**What is asked:**
Among the lines below, count those with "Если". Give only the number.

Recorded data
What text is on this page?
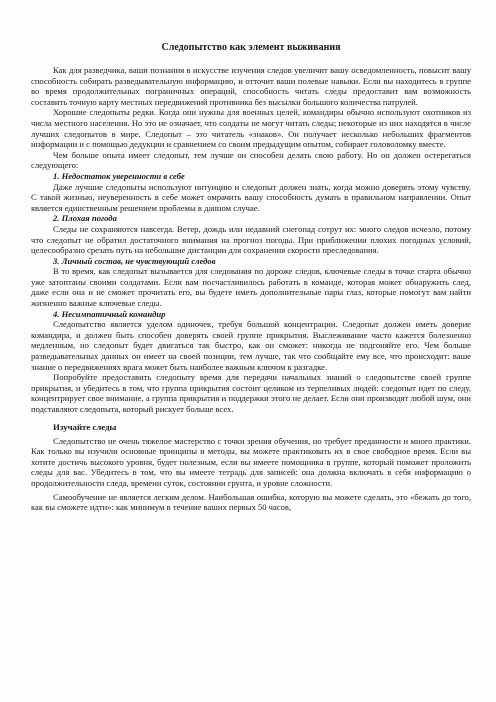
Следопытство как элемент выживания

Как для разведчика, ваши познания в искусстве изучения следов увеличит вашу осведомленность, повысит вашу способность собирать разведывательную информацию, и отточит ваши полевые навыки. Если вы находитесь в группе во время продолжительных пограничных операций, способность читать следы предоставит вам возможность составить точную карту местных передвижений противника без высылки большого количества патрулей.

Хорошие следопыты редки. Когда они нужны для военных целей, командиры обычно используют охотников из числа местного населения. Но это не означает, что солдаты не могут читать следы; некоторые из них находятся в числе лучших следопытов в мире. Следопыт – это читатель «знаков». Он получает несколько небольших фрагментов информации и с помощью дедукции и сравнением со своим предыдущим опытом, собирает головоломку вместе.

Чем больше опыта имеет следопыт, тем лучше он способен делать свою работу. Но он должен остерегаться следующего:

1. Недостаток уверенности в себе

Даже лучшие следопыты используют интуицию и следопыт должен знать, когда можно доверять этому чувству. С такой жизнью, неуверенность в себе может омрачить вашу способность думать в правильном направлении. Опыт является единственным решением проблемы в данном случае.

2. Плохая погода

Следы не сохраняются навсегда. Ветер, дождь или недавний снегопад сотрут их: много следов исчезло, потому что следопыт не обратил достаточного внимания на прогноз погоды. При приближении плохих погодных условий, целесообразно срезать путь на небольшие дистанции для сохранения скорости преследования.

3. Личный состав, не чувствующий следов

В то время, как следопыт вызывается для следования по дороже следов, ключевые следы в точке старта обычно уже затоптаны своими солдатами. Если вам посчастливилось работать в команде, которая может обнаружить след, даже если она и не сможет прочитать его, вы будете иметь дополнительные пары глаз, которые помогут вам найти жизненно важные ключевые следы.

4. Несимпатичный командир

Следопытство является уделом одиночек, требуя большой концентрации. Следопыт должен иметь доверие командира, и должен быть способен доверять своей группе прикрытия. Выслеживание часто кажется болезненно медленным, но следопыт будет двигаться так быстро, как он сможет: никогда не подгоняйте его. Чем больше разведывательных данных он имеет на своей позиции, тем лучше, так что сообщайте ему все, что происходит: ваше знание о передвижениях врага может быть наиболее важным ключом к разгадке.

Попробуйте предоставить следопыту время для передачи начальных знаний о следопытстве своей группе прикрытия, и убедитесь в том, что группа прикрытия состоит целиком из терпеливых людей: следопыт идет по следу, концентрирует свое внимание, а группа прикрытия и поддержки этого не делает. Если они производят любой шум, они подставляют следопыта, который рискует больше всех.

Изучайте следы

Следопытство не очень тяжелое мастерство с точки зрения обучения, но требует преданности и много практики. Как только вы изучили основные принципы и методы, вы можете практиковать их в свое свободное время. Если вы хотите достичь высокого уровня, будет полезным, если вы имеете помощника в группе, который поможет проложить следы для вас. Убедитесь в том, что вы имеете тетрадь для записей: она должна включать в себя информацию о продолжительности следа, времени суток, состоянии грунта, и уровне сложности.

Самообучение не является легким делом. Наибольшая ошибка, которую вы можете сделать, это «бежать до того, как вы сможете идти»: как минимум в течение ваших первых 50 часов,
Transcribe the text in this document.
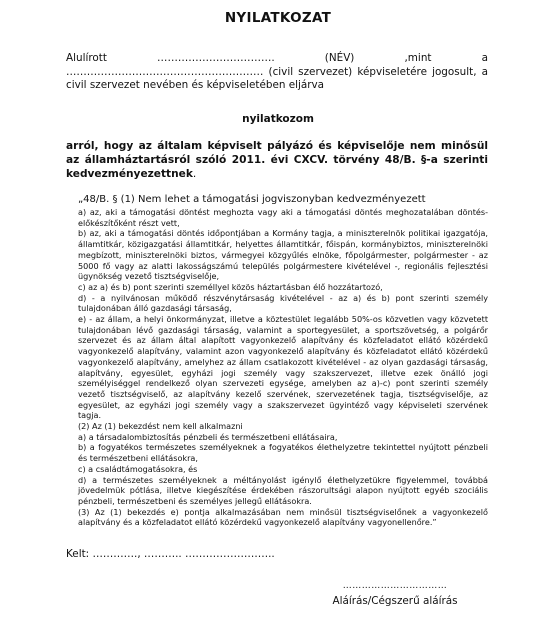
NYILATKOZAT
Alulírott ……………………………. (NÉV) ,mint a ………………………………………………… (civil szervezet) képviseletére jogosult, a civil szervezet nevében és képviseletében eljárva
nyilatkozom
arról, hogy az általam képviselt pályázó és képviselője nem minősül az államháztartásról szóló 2011. évi CXCV. törvény 48/B. §-a szerinti kedvezményezettnek.

„48/B. § (1) Nem lehet a támogatási jogviszonyban kedvezményezett

a) az, aki a támogatási döntést meghozta vagy aki a támogatási döntés meghozatalában döntés-előkészítőként részt vett,

b) az, aki a támogatási döntés időpontjában a Kormány tagja, a miniszterelnök politikai igazgatója, államtitkár, közigazgatási államtitkár, helyettes államtitkár, főispán, kormánybiztos, miniszterelnöki megbízott, miniszterelnöki biztos, vármegyei közgyűlés elnöke, főpolgármester, polgármester - az 5000 fő vagy az alatti lakosságszámú település polgármestere kivételével -, regionális fejlesztési ügynökség vezető tisztségviselője,

c) az a) és b) pont szerinti személlyel közös háztartásban élő hozzátartozó,

d) - a nyilvánosan működő részvénytársaság kivételével - az a) és b) pont szerinti személy tulajdonában álló gazdasági társaság,

e) - az állam, a helyi önkormányzat, illetve a köztestület legalább 50%-os közvetlen vagy közvetett tulajdonában lévő gazdasági társaság, valamint a sportegyesület, a sportszövetség, a polgárőr szervezet és az állam által alapított vagyonkezelő alapítvány és közfeladatot ellátó közérdekű vagyonkezelő alapítvány, valamint azon vagyonkezelő alapítvány és közfeladatot ellátó közérdekű vagyonkezelő alapítvány, amelyhez az állam csatlakozott kivételével - az olyan gazdasági társaság, alapítvány, egyesület, egyházi jogi személy vagy szakszervezet, illetve ezek önálló jogi személyiséggel rendelkező olyan szervezeti egysége, amelyben az a)-c) pont szerinti személy vezető tisztségviselő, az alapítvány kezelő szervének, szervezetének tagja, tisztségviselője, az egyesület, az egyházi jogi személy vagy a szakszervezet ügyintéző vagy képviseleti szervének tagja.

(2) Az (1) bekezdést nem kell alkalmazni

a) a társadalombiztosítás pénzbeli és természetbeni ellátásaira,

b) a fogyatékos természetes személyeknek a fogyatékos élethelyzetre tekintettel nyújtott pénzbeli és természetbeni ellátásokra,

c) a családtámogatásokra, és

d) a természetes személyeknek a méltányolást igénylő élethelyzetükre figyelemmel, továbbá jövedelmük pótlása, illetve kiegészítése érdekében rászorultsági alapon nyújtott egyéb szociális pénzbeli, természetbeni és személyes jellegű ellátásokra.

(3) Az (1) bekezdés e) pontja alkalmazásában nem minősül tisztségviselőnek a vagyonkezelő alapítvány és a közfeladatot ellátó közérdekű vagyonkezelő alapítvány vagyonellenőre.”

Kelt: …………., ……….. ……………………..
……………………………
Aláírás/Cégszerű aláírás
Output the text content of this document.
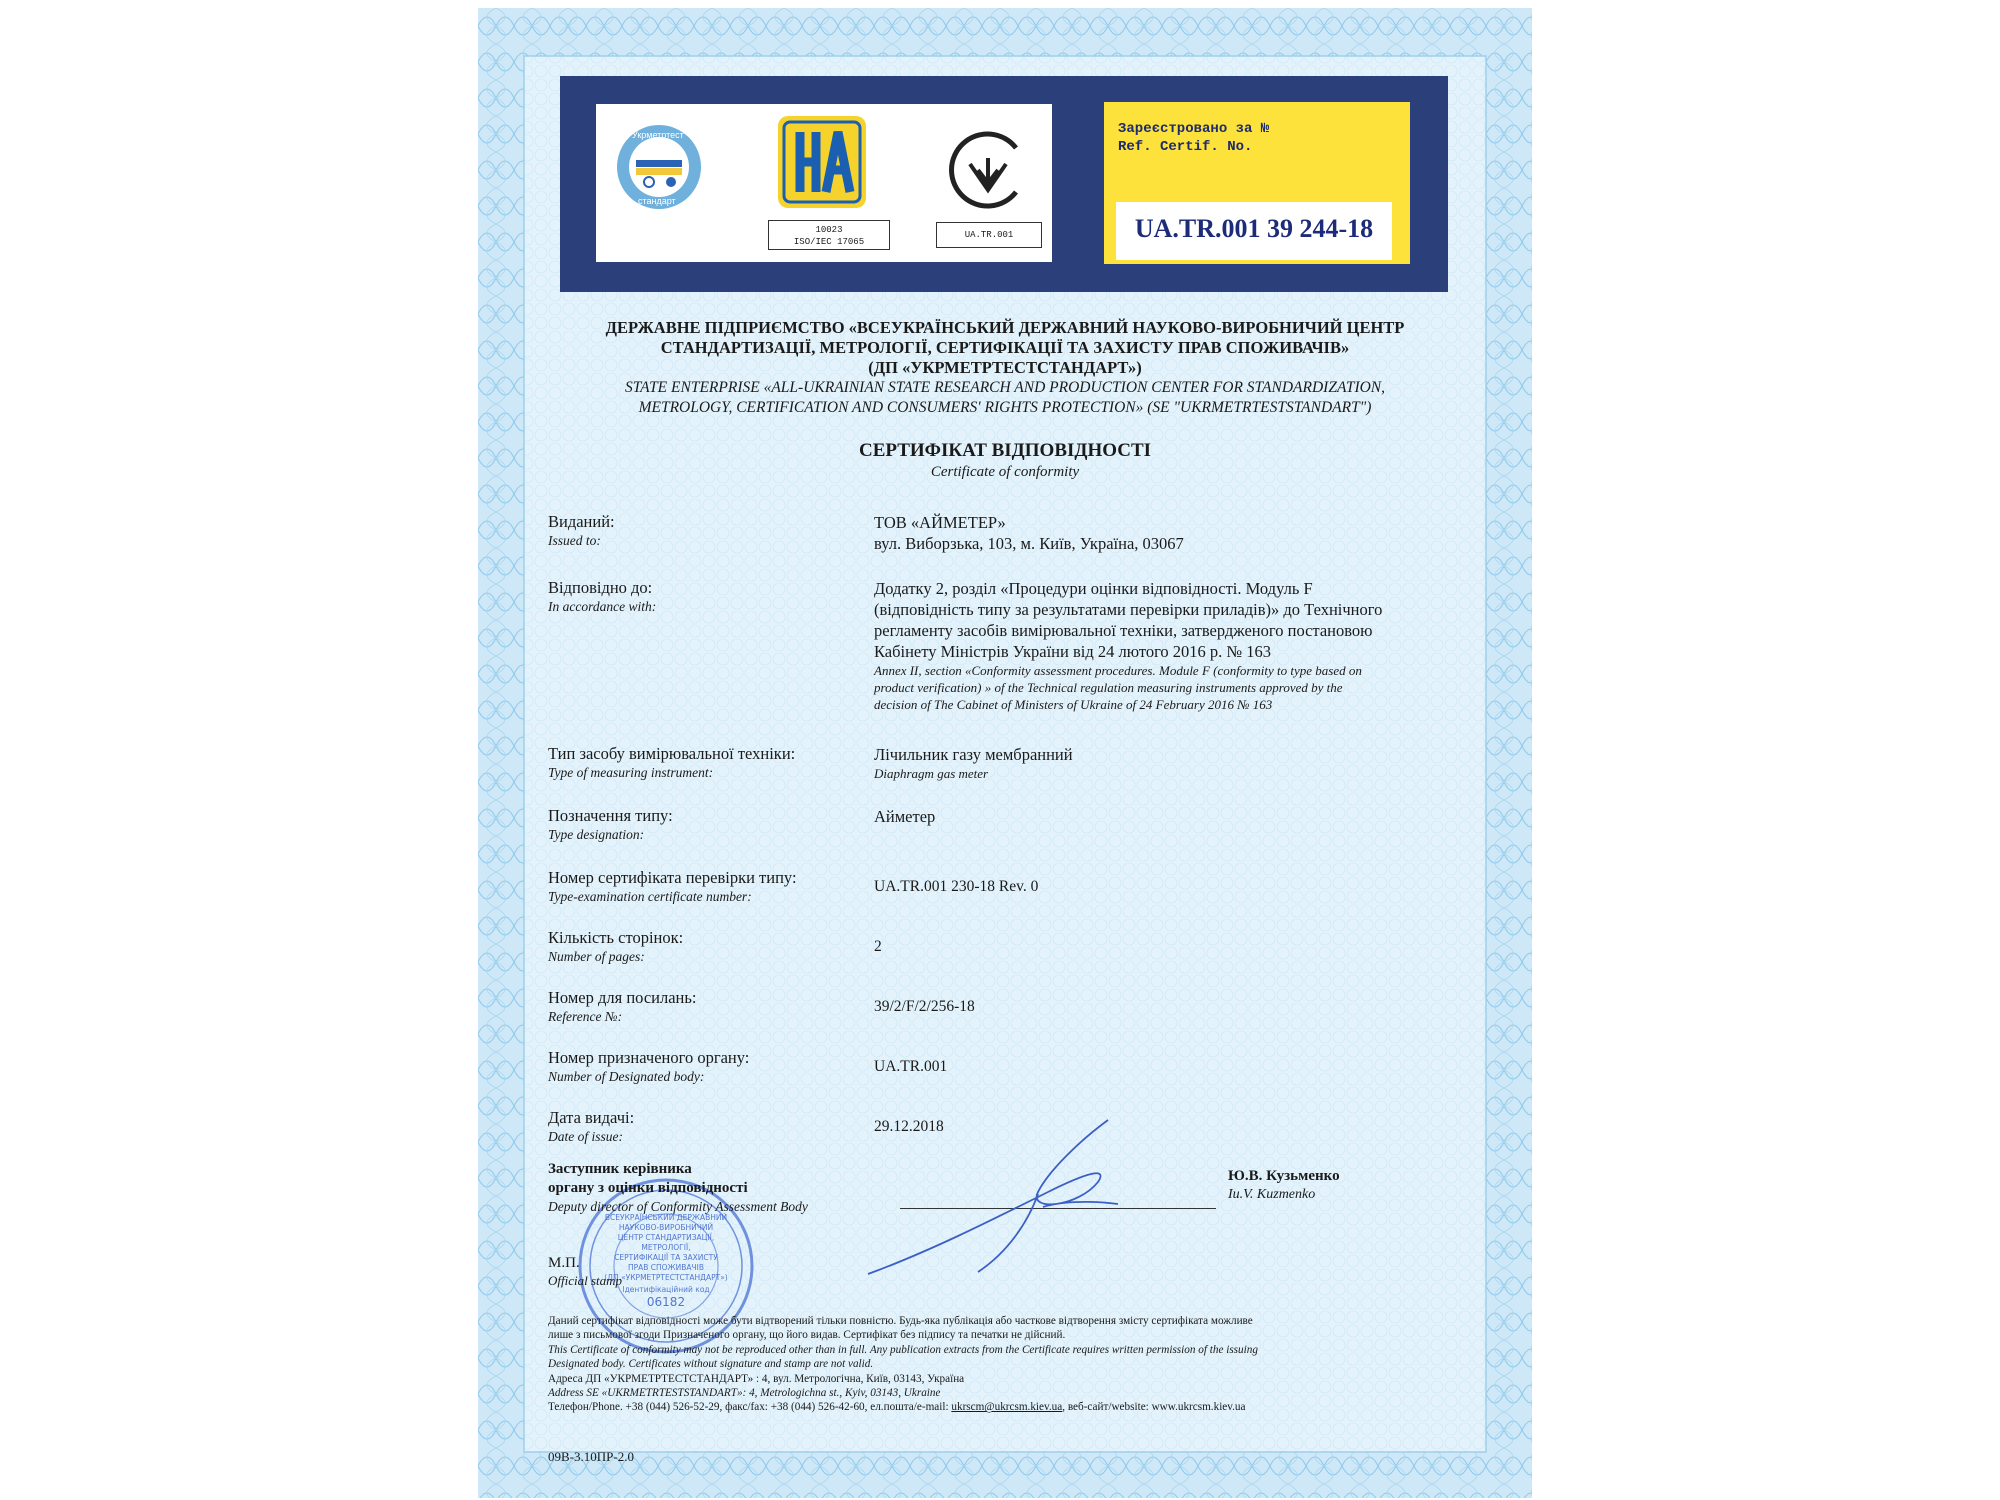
Укрметртест
стандарт
10023
ISO/IEC 17065
UA.TR.001
Зареєстровано за №
Ref. Certif. No.
UA.TR.001 39 244-18
ДЕРЖАВНЕ ПІДПРИЄМСТВО «ВСЕУКРАЇНСЬКИЙ ДЕРЖАВНИЙ НАУКОВО-ВИРОБНИЧИЙ ЦЕНТР
СТАНДАРТИЗАЦІЇ, МЕТРОЛОГІЇ, СЕРТИФІКАЦІЇ ТА ЗАХИСТУ ПРАВ СПОЖИВАЧІВ»
(ДП «УКРМЕТРТЕСТСТАНДАРТ»)
STATE ENTERPRISE «ALL-UKRAINIAN STATE RESEARCH AND PRODUCTION CENTER FOR STANDARDIZATION,
METROLOGY, CERTIFICATION AND CONSUMERS' RIGHTS PROTECTION» (SE "UKRMETRTESTSTANDART")
СЕРТИФІКАТ ВІДПОВІДНОСТІ
Certificate of conformity
Виданий:
Issued to:
ТОВ «АЙМЕТЕР»
вул. Виборзька, 103, м. Київ, Україна, 03067
Відповідно до:
In accordance with:
Додатку 2, розділ «Процедури оцінки відповідності. Модуль F
(відповідність типу за результатами перевірки приладів)» до Технічного
регламенту засобів вимірювальної техніки, затвердженого постановою
Кабінету Міністрів України від 24 лютого 2016 р. № 163
Annex II, section «Conformity assessment procedures. Module F (conformity to type based on
product verification) » of the Technical regulation measuring instruments approved by the
decision of The Cabinet of Ministers of Ukraine of 24 February 2016 № 163
Тип засобу вимірювальної техніки:
Type of measuring instrument:
Лічильник газу мембранний
Diaphragm gas meter
Позначення типу:
Type designation:
Айметер
Номер сертифіката перевірки типу:
Type-examination certificate number:
UA.TR.001 230-18 Rev. 0
Кількість сторінок:
Number of pages:
2
Номер для посилань:
Reference №:
39/2/F/2/256-18
Номер призначеного органу:
Number of Designated body:
UA.TR.001
Дата видачі:
Date of issue:
29.12.2018
ВСЕУКРАЇНСЬКИЙ ДЕРЖАВНИЙ
НАУКОВО-ВИРОБНИЧИЙ
ЦЕНТР СТАНДАРТИЗАЦІЇ,
МЕТРОЛОГІЇ,
СЕРТИФІКАЦІЇ ТА ЗАХИСТУ
ПРАВ СПОЖИВАЧІВ
(ДП «УКРМЕТРТЕСТСТАНДАРТ»)
Ідентифікаційний код
06182
Заступник керівника
органу з оцінки відповідності
Deputy director of Conformity Assessment Body
Ю.В. Кузьменко
Iu.V. Kuzmenko
М.П.
Official stamp
Даний сертифікат відповідності може бути відтворений тільки повністю. Будь-яка публікація або часткове відтворення змісту сертифіката можливе
лише з письмової згоди Призначеного органу, що його видав. Сертифікат без підпису та печатки не дійсний.
This Certificate of conformity may not be reproduced other than in full. Any publication extracts from the Certificate requires written permission of the issuing
Designated body. Certificates without signature and stamp are not valid.
Адреса ДП «УКРМЕТРТЕСТСТАНДАРТ» : 4, вул. Метрологічна, Київ, 03143, Україна
Address SE «UKRMETRTESTSTANDART»: 4, Metrologichna st., Kyiv, 03143, Ukraine
Телефон/Phone. +38 (044) 526-52-29, факс/fax: +38 (044) 526-42-60, ел.пошта/e-mail: ukrscm@ukrcsm.kiev.ua, веб-сайт/website: www.ukrcsm.kiev.ua
09В-3.10ПР-2.0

**Exercise output:**
4